▶ **INFORMATION PROVIDED**
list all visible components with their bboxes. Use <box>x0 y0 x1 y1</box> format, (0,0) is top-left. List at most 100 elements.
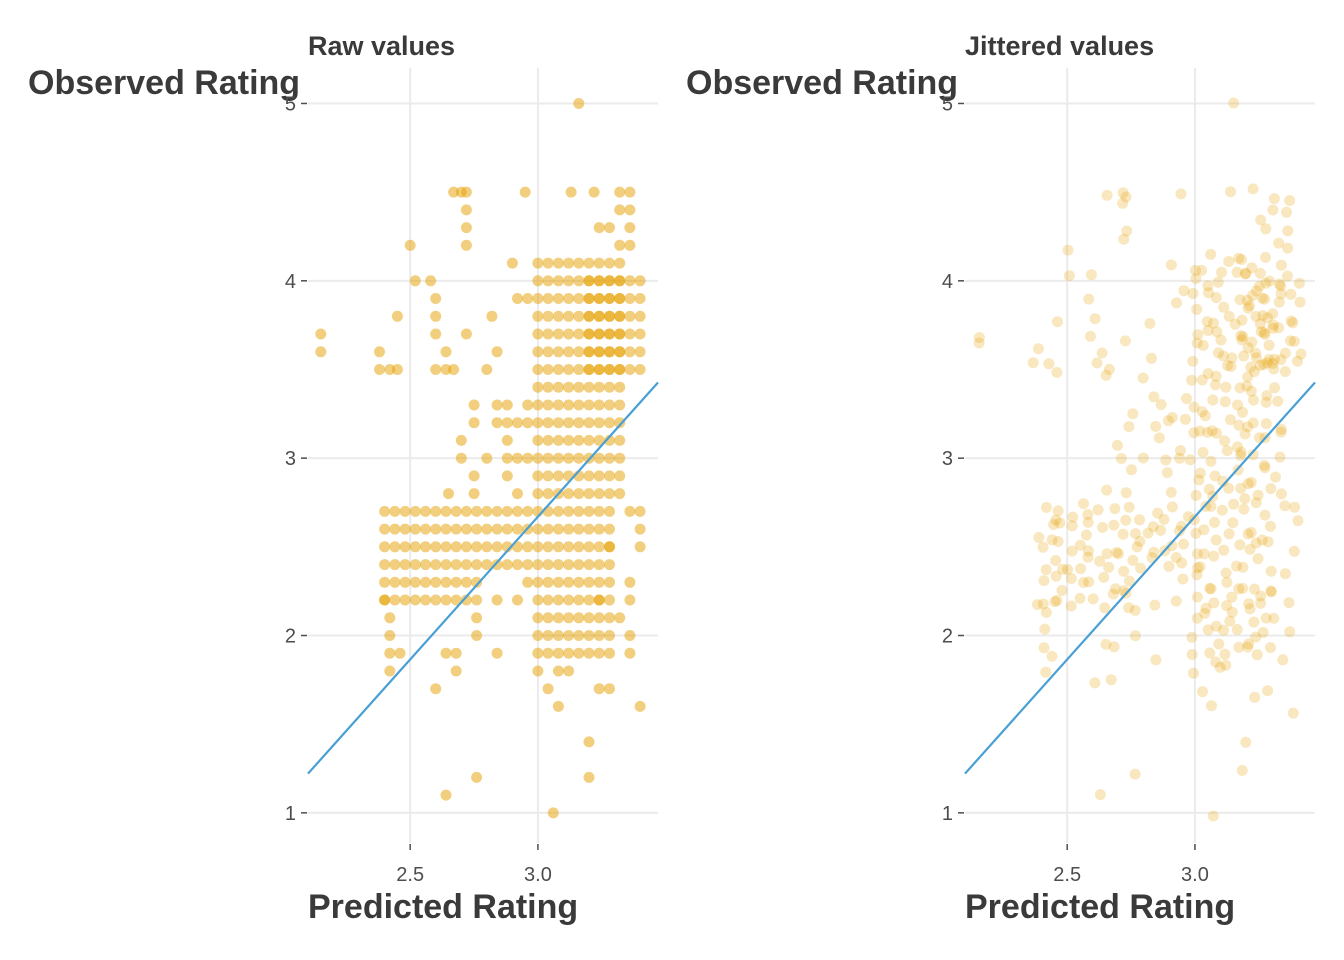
data-point <box>1158 513 1170 525</box>
data-point <box>573 541 585 553</box>
data-point <box>1275 280 1287 292</box>
data-point <box>604 310 615 322</box>
data-point <box>1294 296 1306 308</box>
data-point <box>532 576 544 588</box>
data-point <box>1228 97 1240 109</box>
data-point <box>501 559 513 571</box>
data-point <box>614 310 626 322</box>
data-point <box>1119 335 1131 347</box>
data-point <box>1101 548 1113 560</box>
data-point <box>409 523 421 535</box>
data-point <box>1273 237 1285 249</box>
data-point <box>593 505 605 517</box>
fit-line <box>964 381 1316 775</box>
data-point <box>1123 421 1135 433</box>
data-point <box>512 594 523 606</box>
data-point <box>440 346 452 358</box>
data-point <box>1233 641 1245 653</box>
data-point <box>604 257 615 269</box>
data-point <box>1236 765 1248 776</box>
data-point <box>1108 641 1120 653</box>
data-point <box>1109 503 1121 515</box>
data-point <box>563 470 575 482</box>
data-point <box>563 559 575 571</box>
data-point <box>1247 449 1259 461</box>
data-point <box>1192 329 1204 341</box>
data-point <box>1275 426 1287 438</box>
data-point <box>391 364 403 375</box>
y-axis-title: Observed Rating <box>686 64 958 102</box>
data-point <box>1240 267 1252 279</box>
data-point <box>1263 339 1275 351</box>
data-point <box>491 523 503 535</box>
data-point <box>1202 280 1214 292</box>
data-point <box>624 275 636 287</box>
data-point <box>1254 318 1266 330</box>
data-point <box>532 328 544 340</box>
data-point <box>1040 666 1052 678</box>
data-point <box>443 488 454 500</box>
data-point <box>542 576 554 588</box>
data-point <box>1251 352 1262 364</box>
data-point <box>1155 524 1167 536</box>
data-point <box>1259 293 1271 305</box>
y-tick-label: 5 <box>942 93 953 115</box>
data-point <box>1040 502 1052 513</box>
panel-title: Jittered values <box>965 31 1154 61</box>
data-point <box>552 612 564 624</box>
data-point <box>1238 503 1250 515</box>
data-point <box>1129 768 1141 780</box>
data-point <box>1051 366 1063 378</box>
data-point <box>593 683 605 695</box>
data-point <box>614 399 626 411</box>
data-point <box>604 470 615 482</box>
data-point <box>1288 335 1300 347</box>
data-point <box>409 505 421 517</box>
data-point <box>1092 504 1104 516</box>
data-point <box>1231 624 1243 635</box>
data-point <box>1175 188 1187 200</box>
data-point <box>542 541 554 553</box>
data-point <box>1207 810 1219 822</box>
data-point <box>1238 350 1250 362</box>
data-point <box>552 630 564 641</box>
data-point <box>573 647 585 659</box>
data-point <box>1118 565 1130 577</box>
data-point <box>1210 656 1222 668</box>
data-point <box>1085 330 1096 342</box>
data-point <box>1137 372 1149 384</box>
data-point <box>1094 555 1106 567</box>
data-point <box>583 275 595 287</box>
data-point <box>1212 276 1224 288</box>
data-point <box>315 328 327 340</box>
data-point <box>1121 225 1133 237</box>
data-point <box>1127 554 1139 566</box>
data-point <box>1160 454 1172 466</box>
data-point <box>532 488 544 500</box>
data-point <box>624 239 636 251</box>
data-point <box>1220 659 1232 671</box>
data-point <box>522 417 534 429</box>
data-point <box>1243 598 1255 610</box>
data-point <box>542 364 554 375</box>
data-point <box>450 665 462 677</box>
panel-raw-values: Raw values Observed Rating 1 2 3 4 5 2.5 3.0 P… <box>28 31 659 926</box>
data-point <box>1043 358 1055 370</box>
data-point <box>614 452 626 464</box>
data-point <box>460 239 472 251</box>
data-point <box>391 310 403 322</box>
data-point <box>1241 294 1253 306</box>
data-point <box>593 612 605 624</box>
data-point <box>420 559 431 571</box>
data-point <box>374 346 385 358</box>
data-point <box>1210 534 1222 546</box>
data-point <box>624 310 636 322</box>
data-point <box>532 417 544 429</box>
data-point <box>542 630 554 641</box>
data-point <box>542 399 554 411</box>
data-point <box>593 222 605 234</box>
data-point <box>1221 445 1233 457</box>
data-point <box>1063 270 1075 282</box>
data-point <box>1251 285 1262 297</box>
data-point <box>384 612 396 624</box>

▶ **WHAT THE EXERCISE ASKS**
Put every line of the material above into a JSON list of strings, one string per line, with blank lines dropped and the pictures left out.

▶ **SOLUTION**
[
  "list all visible components with their bboxes. Use <box>x0 y0 x1 y1</box> format, (0,0) is top-left. List at most 100 elements.",
  "data-point <box>1158 513 1170 525</box>",
  "data-point <box>573 541 585 553</box>",
  "data-point <box>1275 280 1287 292</box>",
  "data-point <box>604 310 615 322</box>",
  "data-point <box>1294 296 1306 308</box>",
  "data-point <box>532 576 544 588</box>",
  "data-point <box>1228 97 1240 109</box>",
  "data-point <box>501 559 513 571</box>",
  "data-point <box>614 310 626 322</box>",
  "data-point <box>1119 335 1131 347</box>",
  "data-point <box>1101 548 1113 560</box>",
  "data-point <box>409 523 421 535</box>",
  "data-point <box>1273 237 1285 249</box>",
  "data-point <box>593 505 605 517</box>",
  "fit-line <box>964 381 1316 775</box>",
  "data-point <box>1123 421 1135 433</box>",
  "data-point <box>512 594 523 606</box>",
  "data-point <box>440 346 452 358</box>",
  "data-point <box>1233 641 1245 653</box>",
  "data-point <box>604 257 615 269</box>",
  "data-point <box>1236 765 1248 776</box>",
  "data-point <box>1108 641 1120 653</box>",
  "data-point <box>1109 503 1121 515</box>",
  "data-point <box>563 470 575 482</box>",
  "data-point <box>563 559 575 571</box>",
  "data-point <box>1247 449 1259 461</box>",
  "data-point <box>1192 329 1204 341</box>",
  "data-point <box>1275 426 1287 438</box>",
  "data-point <box>391 364 403 375</box>",
  "y-axis-title: Observed Rating <box>686 64 958 102</box>",
  "data-point <box>1240 267 1252 279</box>",
  "data-point <box>1263 339 1275 351</box>",
  "data-point <box>491 523 503 535</box>",
  "data-point <box>1202 280 1214 292</box>",
  "data-point <box>624 275 636 287</box>",
  "data-point <box>1254 318 1266 330</box>",
  "data-point <box>532 328 544 340</box>",
  "data-point <box>1040 666 1052 678</box>",
  "data-point <box>443 488 454 500</box>",
  "data-point <box>542 576 554 588</box>",
  "data-point <box>1251 352 1262 364</box>",
  "data-point <box>1155 524 1167 536</box>",
  "data-point <box>1259 293 1271 305</box>",
  "y-tick-label: 5 <box>942 93 953 115</box>",
  "data-point <box>1040 502 1052 513</box>",
  "panel-title: Jittered values <box>965 31 1154 61</box>",
  "data-point <box>552 612 564 624</box>",
  "data-point <box>1238 503 1250 515</box>",
  "data-point <box>1129 768 1141 780</box>",
  "data-point <box>1051 366 1063 378</box>",
  "data-point <box>593 683 605 695</box>",
  "data-point <box>614 399 626 411</box>",
  "data-point <box>604 470 615 482</box>",
  "data-point <box>1288 335 1300 347</box>",
  "data-point <box>409 505 421 517</box>",
  "data-point <box>1092 504 1104 516</box>",
  "data-point <box>1231 624 1243 635</box>",
  "data-point <box>1175 188 1187 200</box>",
  "data-point <box>542 541 554 553</box>",
  "data-point <box>1207 810 1219 822</box>",
  "data-point <box>1238 350 1250 362</box>",
  "data-point <box>552 630 564 641</box>",
  "data-point <box>573 647 585 659</box>",
  "data-point <box>1118 565 1130 577</box>",
  "data-point <box>1210 656 1222 668</box>",
  "data-point <box>1085 330 1096 342</box>",
  "data-point <box>1137 372 1149 384</box>",
  "data-point <box>1094 555 1106 567</box>",
  "data-point <box>583 275 595 287</box>",
  "data-point <box>1212 276 1224 288</box>",
  "data-point <box>315 328 327 340</box>",
  "data-point <box>1121 225 1133 237</box>",
  "data-point <box>1127 554 1139 566</box>",
  "data-point <box>1160 454 1172 466</box>",
  "data-point <box>532 488 544 500</box>",
  "data-point <box>624 239 636 251</box>",
  "data-point <box>1220 659 1232 671</box>",
  "data-point <box>522 417 534 429</box>",
  "data-point <box>1243 598 1255 610</box>",
  "data-point <box>542 364 554 375</box>",
  "data-point <box>450 665 462 677</box>",
  "panel-raw-values: Raw values Observed Rating 1 2 3 4 5 2.5 3.0 P… <box>28 31 659 926</box>",
  "data-point <box>1043 358 1055 370</box>",
  "data-point <box>614 452 626 464</box>",
  "data-point <box>460 239 472 251</box>",
  "data-point <box>391 310 403 322</box>",
  "data-point <box>1241 294 1253 306</box>",
  "data-point <box>593 612 605 624</box>",
  "data-point <box>420 559 431 571</box>",
  "data-point <box>374 346 385 358</box>",
  "data-point <box>1210 534 1222 546</box>",
  "data-point <box>624 310 636 322</box>",
  "data-point <box>532 417 544 429</box>",
  "data-point <box>542 630 554 641</box>",
  "data-point <box>542 399 554 411</box>",
  "data-point <box>593 222 605 234</box>",
  "data-point <box>1221 445 1233 457</box>",
  "data-point <box>1063 270 1075 282</box>",
  "data-point <box>1251 285 1262 297</box>",
  "data-point <box>384 612 396 624</box>"
]